DATA EXTRACT:
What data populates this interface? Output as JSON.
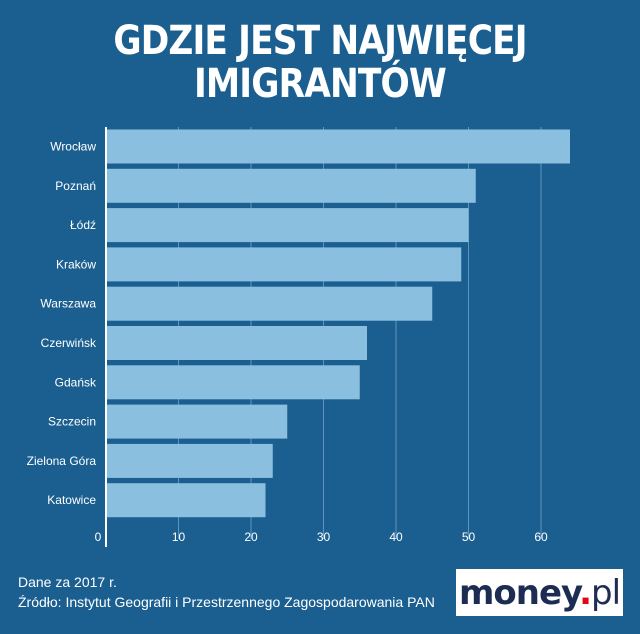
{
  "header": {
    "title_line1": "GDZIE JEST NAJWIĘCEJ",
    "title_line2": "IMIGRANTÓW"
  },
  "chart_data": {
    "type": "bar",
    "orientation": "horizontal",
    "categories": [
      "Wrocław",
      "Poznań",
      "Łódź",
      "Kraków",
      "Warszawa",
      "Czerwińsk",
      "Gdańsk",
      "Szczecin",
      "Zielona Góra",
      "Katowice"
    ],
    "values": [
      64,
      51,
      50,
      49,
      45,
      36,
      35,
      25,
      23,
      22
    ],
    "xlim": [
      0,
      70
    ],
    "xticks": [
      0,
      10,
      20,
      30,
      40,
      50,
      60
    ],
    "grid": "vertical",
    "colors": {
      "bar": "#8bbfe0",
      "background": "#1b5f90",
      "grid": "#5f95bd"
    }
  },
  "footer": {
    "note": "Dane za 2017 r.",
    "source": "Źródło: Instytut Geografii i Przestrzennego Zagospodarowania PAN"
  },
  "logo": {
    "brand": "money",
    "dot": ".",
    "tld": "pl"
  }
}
--
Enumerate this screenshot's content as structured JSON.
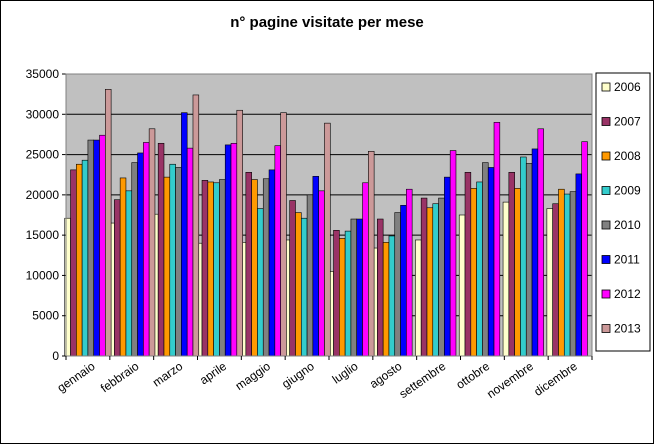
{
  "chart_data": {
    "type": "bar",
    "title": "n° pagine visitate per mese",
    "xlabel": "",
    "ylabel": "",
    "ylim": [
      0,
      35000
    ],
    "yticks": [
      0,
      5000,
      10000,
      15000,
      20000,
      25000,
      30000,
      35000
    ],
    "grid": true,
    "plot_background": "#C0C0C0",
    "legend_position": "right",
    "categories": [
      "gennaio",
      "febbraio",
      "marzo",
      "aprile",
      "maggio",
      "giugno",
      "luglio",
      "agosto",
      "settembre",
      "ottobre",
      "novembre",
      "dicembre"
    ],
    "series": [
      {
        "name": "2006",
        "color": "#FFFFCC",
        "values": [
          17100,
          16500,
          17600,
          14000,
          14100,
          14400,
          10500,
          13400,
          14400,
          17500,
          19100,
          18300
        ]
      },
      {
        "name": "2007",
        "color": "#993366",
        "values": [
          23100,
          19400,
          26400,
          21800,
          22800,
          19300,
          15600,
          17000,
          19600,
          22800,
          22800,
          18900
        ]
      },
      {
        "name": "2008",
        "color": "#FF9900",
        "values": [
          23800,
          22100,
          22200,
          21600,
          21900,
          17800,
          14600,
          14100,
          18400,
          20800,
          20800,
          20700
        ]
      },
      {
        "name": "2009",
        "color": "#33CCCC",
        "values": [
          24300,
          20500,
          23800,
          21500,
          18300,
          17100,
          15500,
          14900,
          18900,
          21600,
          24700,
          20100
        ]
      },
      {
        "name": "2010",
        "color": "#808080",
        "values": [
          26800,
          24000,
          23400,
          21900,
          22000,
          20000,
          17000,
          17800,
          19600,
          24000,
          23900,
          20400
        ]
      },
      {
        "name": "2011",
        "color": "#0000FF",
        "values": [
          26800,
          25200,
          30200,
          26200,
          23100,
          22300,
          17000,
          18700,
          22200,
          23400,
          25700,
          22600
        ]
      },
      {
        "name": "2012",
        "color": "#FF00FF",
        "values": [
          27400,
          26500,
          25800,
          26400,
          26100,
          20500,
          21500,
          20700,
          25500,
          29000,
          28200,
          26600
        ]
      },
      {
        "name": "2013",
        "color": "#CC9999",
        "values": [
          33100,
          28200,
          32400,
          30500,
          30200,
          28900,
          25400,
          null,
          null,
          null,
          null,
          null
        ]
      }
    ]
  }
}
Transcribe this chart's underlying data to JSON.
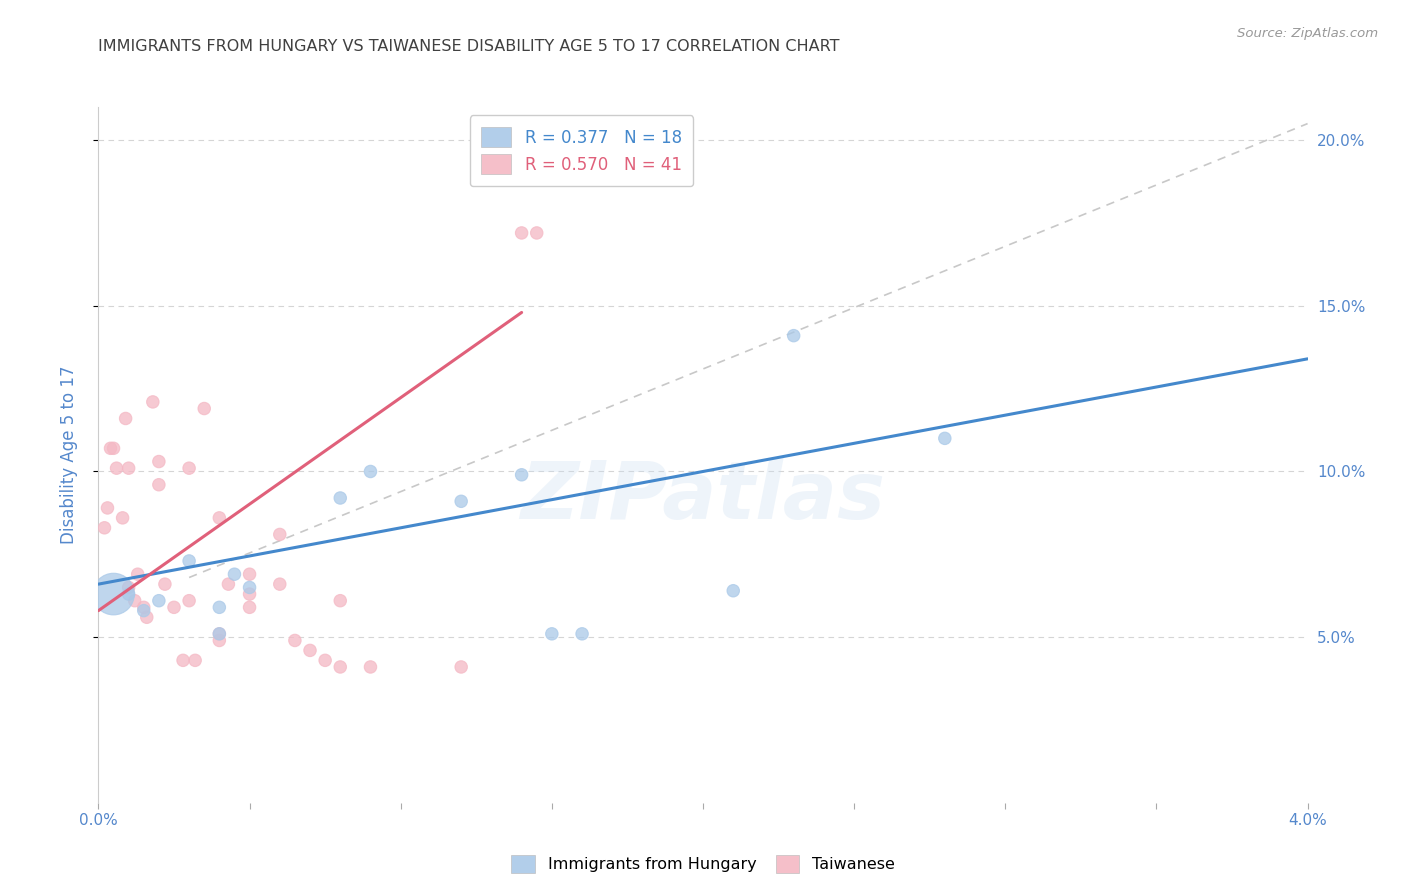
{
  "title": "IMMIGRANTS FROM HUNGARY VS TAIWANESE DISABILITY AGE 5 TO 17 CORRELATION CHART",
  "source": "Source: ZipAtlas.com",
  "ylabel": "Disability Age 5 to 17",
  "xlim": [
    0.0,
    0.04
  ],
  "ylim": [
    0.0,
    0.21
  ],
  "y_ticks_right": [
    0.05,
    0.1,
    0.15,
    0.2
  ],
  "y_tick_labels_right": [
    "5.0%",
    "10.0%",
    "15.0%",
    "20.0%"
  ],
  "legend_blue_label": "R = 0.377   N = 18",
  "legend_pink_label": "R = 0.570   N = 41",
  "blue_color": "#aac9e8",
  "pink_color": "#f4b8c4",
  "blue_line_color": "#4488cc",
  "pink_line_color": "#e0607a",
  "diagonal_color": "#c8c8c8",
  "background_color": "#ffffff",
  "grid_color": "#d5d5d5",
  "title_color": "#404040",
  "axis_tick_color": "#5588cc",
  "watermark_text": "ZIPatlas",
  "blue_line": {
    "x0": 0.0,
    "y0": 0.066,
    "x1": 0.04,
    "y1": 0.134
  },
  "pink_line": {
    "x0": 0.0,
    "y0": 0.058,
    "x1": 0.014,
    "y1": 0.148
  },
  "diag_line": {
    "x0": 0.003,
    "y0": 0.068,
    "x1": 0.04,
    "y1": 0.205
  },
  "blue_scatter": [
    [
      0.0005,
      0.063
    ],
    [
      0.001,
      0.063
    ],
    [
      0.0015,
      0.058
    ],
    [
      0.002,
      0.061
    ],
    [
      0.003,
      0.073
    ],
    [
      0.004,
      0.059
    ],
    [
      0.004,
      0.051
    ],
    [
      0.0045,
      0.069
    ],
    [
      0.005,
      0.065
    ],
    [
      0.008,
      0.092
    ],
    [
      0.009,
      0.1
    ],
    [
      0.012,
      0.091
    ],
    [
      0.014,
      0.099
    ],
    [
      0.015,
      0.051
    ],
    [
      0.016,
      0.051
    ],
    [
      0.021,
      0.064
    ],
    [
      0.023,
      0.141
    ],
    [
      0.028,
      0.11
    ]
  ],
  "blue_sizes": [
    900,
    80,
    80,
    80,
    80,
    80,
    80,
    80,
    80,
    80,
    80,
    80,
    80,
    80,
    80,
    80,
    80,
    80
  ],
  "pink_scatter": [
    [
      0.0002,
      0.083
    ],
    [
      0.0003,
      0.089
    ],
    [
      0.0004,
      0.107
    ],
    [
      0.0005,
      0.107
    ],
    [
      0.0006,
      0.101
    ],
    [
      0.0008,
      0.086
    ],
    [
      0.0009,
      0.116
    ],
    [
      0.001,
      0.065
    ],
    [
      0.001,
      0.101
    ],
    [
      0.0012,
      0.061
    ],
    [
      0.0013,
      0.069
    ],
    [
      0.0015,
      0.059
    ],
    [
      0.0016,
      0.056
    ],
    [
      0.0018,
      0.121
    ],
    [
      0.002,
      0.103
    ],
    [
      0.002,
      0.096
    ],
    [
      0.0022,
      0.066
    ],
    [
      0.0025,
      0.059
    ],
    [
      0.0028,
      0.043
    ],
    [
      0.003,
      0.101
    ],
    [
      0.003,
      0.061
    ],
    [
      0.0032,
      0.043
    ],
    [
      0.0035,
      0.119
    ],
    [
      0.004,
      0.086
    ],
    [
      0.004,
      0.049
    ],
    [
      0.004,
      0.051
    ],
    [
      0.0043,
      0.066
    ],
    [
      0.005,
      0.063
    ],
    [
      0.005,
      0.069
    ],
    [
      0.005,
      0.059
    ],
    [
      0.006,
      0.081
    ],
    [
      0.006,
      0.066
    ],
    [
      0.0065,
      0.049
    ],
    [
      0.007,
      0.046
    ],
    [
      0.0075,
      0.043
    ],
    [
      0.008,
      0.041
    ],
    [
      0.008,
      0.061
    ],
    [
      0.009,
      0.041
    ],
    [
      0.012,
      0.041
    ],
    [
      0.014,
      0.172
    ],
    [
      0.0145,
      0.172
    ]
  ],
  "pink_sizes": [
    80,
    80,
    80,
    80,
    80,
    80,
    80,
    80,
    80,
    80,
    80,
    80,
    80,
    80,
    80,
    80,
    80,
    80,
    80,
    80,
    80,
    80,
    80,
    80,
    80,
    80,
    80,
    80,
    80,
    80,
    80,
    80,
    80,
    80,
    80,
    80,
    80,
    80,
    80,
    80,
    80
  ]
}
* * *
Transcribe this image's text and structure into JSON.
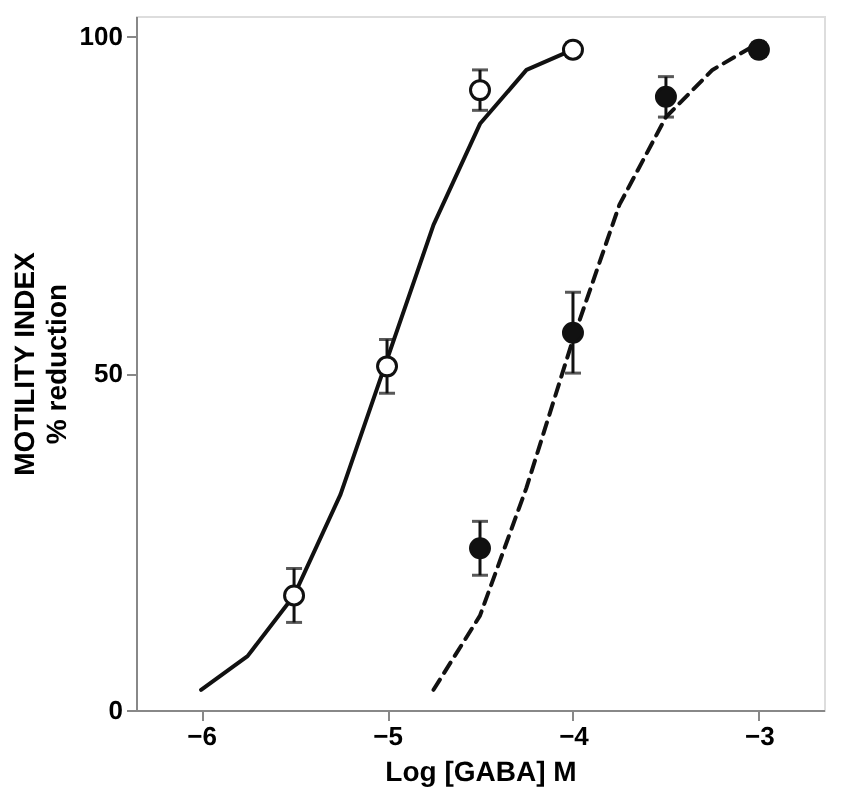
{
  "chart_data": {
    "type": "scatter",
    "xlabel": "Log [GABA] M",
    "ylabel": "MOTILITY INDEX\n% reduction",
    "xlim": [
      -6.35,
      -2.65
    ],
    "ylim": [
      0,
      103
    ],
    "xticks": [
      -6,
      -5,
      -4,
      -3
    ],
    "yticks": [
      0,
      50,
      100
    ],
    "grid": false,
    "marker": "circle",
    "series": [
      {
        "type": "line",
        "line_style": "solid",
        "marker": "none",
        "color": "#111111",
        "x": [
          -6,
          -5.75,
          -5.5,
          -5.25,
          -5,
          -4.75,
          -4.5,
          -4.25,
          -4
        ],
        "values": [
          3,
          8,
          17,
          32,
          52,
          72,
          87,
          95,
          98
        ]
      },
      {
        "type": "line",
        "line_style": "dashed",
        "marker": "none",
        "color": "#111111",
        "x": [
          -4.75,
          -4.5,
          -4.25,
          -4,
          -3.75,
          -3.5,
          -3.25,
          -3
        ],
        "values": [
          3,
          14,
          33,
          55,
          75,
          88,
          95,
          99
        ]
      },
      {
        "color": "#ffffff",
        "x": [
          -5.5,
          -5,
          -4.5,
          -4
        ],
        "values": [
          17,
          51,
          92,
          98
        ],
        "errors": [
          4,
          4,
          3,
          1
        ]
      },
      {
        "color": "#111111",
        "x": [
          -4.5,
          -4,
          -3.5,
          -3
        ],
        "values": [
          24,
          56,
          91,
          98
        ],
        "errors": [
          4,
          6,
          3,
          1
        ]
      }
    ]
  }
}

WORK INSTRUCTIONS: Go through the records. Copy each line where "source" appears.

CORRECT RESULT:
    "source": "Źródło: Instytut Geografii i Przestrzennego Zagospodarowania PAN"
  "source": "Source: ZipAtlas.com",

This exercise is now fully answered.